§ **SET PROBLEM**: All entries must be repeated exactly; do not include the pictures.

§ **INPUT**:
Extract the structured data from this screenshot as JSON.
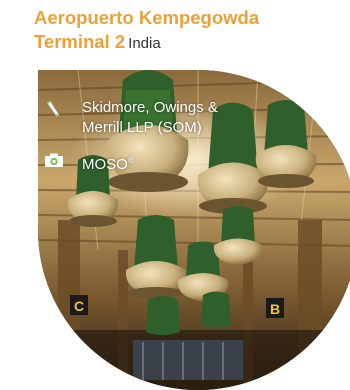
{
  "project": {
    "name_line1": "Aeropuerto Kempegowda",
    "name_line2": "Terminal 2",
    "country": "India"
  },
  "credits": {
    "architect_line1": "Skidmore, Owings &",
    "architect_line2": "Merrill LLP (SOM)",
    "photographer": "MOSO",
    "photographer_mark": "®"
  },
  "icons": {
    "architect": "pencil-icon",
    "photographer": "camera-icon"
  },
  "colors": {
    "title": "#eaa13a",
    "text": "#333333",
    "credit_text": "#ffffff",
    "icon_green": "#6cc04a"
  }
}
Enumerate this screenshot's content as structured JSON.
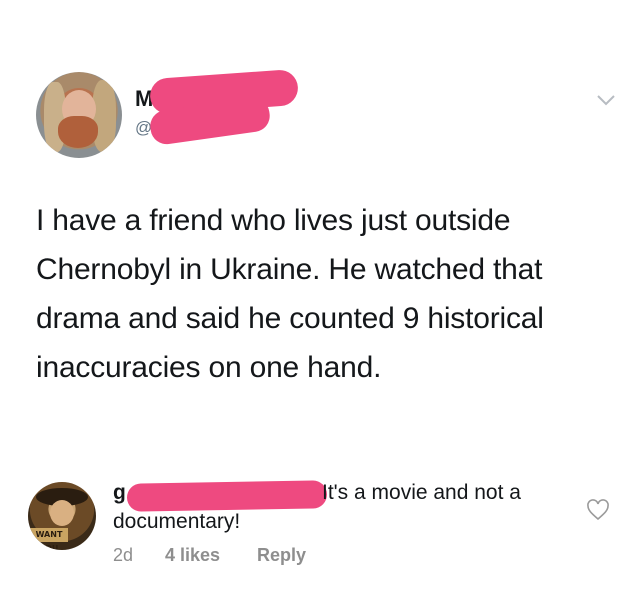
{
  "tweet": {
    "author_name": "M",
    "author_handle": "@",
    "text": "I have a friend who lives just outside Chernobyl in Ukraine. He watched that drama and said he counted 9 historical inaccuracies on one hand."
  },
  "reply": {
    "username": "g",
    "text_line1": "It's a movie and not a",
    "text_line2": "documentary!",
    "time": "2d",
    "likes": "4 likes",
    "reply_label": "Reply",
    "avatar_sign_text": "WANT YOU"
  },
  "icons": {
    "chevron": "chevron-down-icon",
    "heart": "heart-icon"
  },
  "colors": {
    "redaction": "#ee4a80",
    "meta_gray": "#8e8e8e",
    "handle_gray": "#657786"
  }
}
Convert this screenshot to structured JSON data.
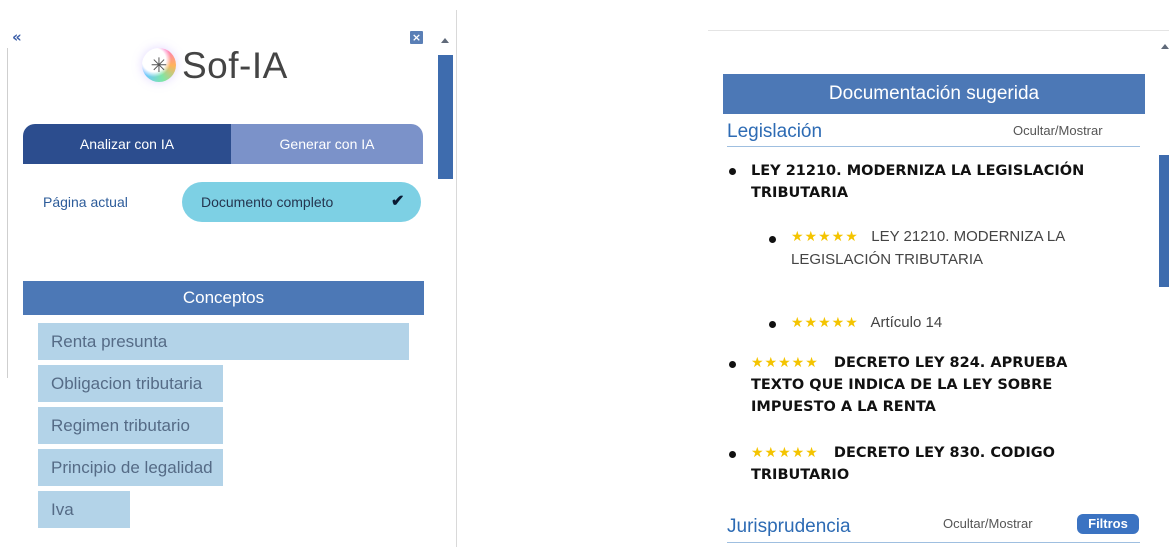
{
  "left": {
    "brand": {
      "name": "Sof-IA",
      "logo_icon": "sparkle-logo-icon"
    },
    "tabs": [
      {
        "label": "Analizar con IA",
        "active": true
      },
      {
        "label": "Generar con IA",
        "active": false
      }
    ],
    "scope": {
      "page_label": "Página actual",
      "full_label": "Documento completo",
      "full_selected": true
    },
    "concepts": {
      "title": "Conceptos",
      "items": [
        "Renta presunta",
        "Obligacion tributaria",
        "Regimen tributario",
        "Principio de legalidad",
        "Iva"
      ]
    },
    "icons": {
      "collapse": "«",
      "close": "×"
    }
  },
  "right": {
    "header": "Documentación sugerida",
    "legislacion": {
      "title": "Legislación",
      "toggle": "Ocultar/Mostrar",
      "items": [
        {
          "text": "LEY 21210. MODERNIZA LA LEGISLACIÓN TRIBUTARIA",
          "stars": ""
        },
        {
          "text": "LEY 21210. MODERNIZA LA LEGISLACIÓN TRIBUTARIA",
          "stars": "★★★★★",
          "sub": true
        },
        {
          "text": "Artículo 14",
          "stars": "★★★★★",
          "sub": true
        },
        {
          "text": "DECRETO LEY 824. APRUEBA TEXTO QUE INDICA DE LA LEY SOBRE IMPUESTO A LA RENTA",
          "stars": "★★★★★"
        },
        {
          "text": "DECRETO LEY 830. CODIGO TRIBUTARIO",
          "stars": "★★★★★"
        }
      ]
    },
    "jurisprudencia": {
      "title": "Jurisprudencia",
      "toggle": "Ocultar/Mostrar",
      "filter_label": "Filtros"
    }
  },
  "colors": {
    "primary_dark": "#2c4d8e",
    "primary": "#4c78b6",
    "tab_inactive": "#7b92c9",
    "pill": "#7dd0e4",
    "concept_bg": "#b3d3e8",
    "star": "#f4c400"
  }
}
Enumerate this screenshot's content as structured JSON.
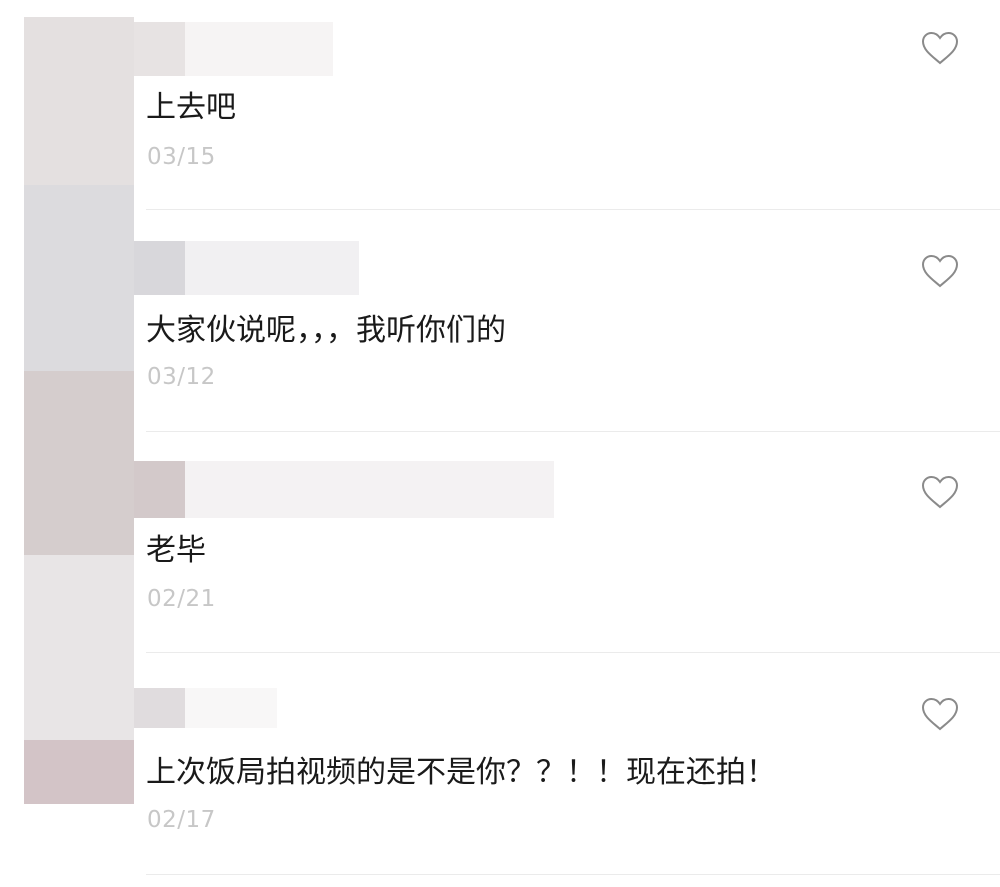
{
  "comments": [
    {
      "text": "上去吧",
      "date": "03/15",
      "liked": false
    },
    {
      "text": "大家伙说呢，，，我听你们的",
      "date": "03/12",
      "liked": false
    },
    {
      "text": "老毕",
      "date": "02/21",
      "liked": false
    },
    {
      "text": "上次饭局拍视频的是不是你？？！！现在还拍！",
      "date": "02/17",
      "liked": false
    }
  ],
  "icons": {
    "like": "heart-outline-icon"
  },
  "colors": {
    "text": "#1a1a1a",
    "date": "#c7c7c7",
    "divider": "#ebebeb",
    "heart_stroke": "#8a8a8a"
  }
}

§ **SOLUTION FOR THIS EXERCISE**:
Extract the structured data from this screenshot as JSON.
{
  "project": {
    "name_line1": "Aeropuerto Kempegowda",
    "name_line2": "Terminal 2",
    "country": "India"
  },
  "credits": {
    "architect_line1": "Skidmore, Owings &",
    "architect_line2": "Merrill LLP (SOM)",
    "photographer": "MOSO",
    "photographer_mark": "®"
  },
  "icons": {
    "architect": "pencil-icon",
    "photographer": "camera-icon"
  },
  "colors": {
    "title": "#eaa13a",
    "text": "#333333",
    "credit_text": "#ffffff",
    "icon_green": "#6cc04a"
  }
}
Enumerate this screenshot's content as structured JSON.
{
  "tweet": {
    "author_name": "M",
    "author_handle": "@",
    "text": "I have a friend who lives just outside Chernobyl in Ukraine. He watched that drama and said he counted 9 historical inaccuracies on one hand."
  },
  "reply": {
    "username": "g",
    "text_line1": "It's a movie and not a",
    "text_line2": "documentary!",
    "time": "2d",
    "likes": "4 likes",
    "reply_label": "Reply",
    "avatar_sign_text": "WANT YOU"
  },
  "icons": {
    "chevron": "chevron-down-icon",
    "heart": "heart-icon"
  },
  "colors": {
    "redaction": "#ee4a80",
    "meta_gray": "#8e8e8e",
    "handle_gray": "#657786"
  }
}
Convert this screenshot to structured JSON data.
{
  "left": {
    "brand": {
      "name": "Sof-IA",
      "logo_icon": "sparkle-logo-icon"
    },
    "tabs": [
      {
        "label": "Analizar con IA",
        "active": true
      },
      {
        "label": "Generar con IA",
        "active": false
      }
    ],
    "scope": {
      "page_label": "Página actual",
      "full_label": "Documento completo",
      "full_selected": true
    },
    "concepts": {
      "title": "Conceptos",
      "items": [
        "Renta presunta",
        "Obligacion tributaria",
        "Regimen tributario",
        "Principio de legalidad",
        "Iva"
      ]
    },
    "icons": {
      "collapse": "«",
      "close": "×"
    }
  },
  "right": {
    "header": "Documentación sugerida",
    "legislacion": {
      "title": "Legislación",
      "toggle": "Ocultar/Mostrar",
      "items": [
        {
          "text": "LEY 21210. MODERNIZA LA LEGISLACIÓN TRIBUTARIA",
          "stars": ""
        },
        {
          "text": "LEY 21210. MODERNIZA LA LEGISLACIÓN TRIBUTARIA",
          "stars": "★★★★★",
          "sub": true
        },
        {
          "text": "Artículo 14",
          "stars": "★★★★★",
          "sub": true
        },
        {
          "text": "DECRETO LEY 824. APRUEBA TEXTO QUE INDICA DE LA LEY SOBRE IMPUESTO A LA RENTA",
          "stars": "★★★★★"
        },
        {
          "text": "DECRETO LEY 830. CODIGO TRIBUTARIO",
          "stars": "★★★★★"
        }
      ]
    },
    "jurisprudencia": {
      "title": "Jurisprudencia",
      "toggle": "Ocultar/Mostrar",
      "filter_label": "Filtros"
    }
  },
  "colors": {
    "primary_dark": "#2c4d8e",
    "primary": "#4c78b6",
    "tab_inactive": "#7b92c9",
    "pill": "#7dd0e4",
    "concept_bg": "#b3d3e8",
    "star": "#f4c400"
  }
}
Enumerate this screenshot's content as structured JSON.
{
  "comments": [
    {
      "text": "上去吧",
      "date": "03/15",
      "liked": false
    },
    {
      "text": "大家伙说呢，，，我听你们的",
      "date": "03/12",
      "liked": false
    },
    {
      "text": "老毕",
      "date": "02/21",
      "liked": false
    },
    {
      "text": "上次饭局拍视频的是不是你？？！！现在还拍！",
      "date": "02/17",
      "liked": false
    }
  ],
  "icons": {
    "like": "heart-outline-icon"
  },
  "colors": {
    "text": "#1a1a1a",
    "date": "#c7c7c7",
    "divider": "#ebebeb",
    "heart_stroke": "#8a8a8a"
  }
}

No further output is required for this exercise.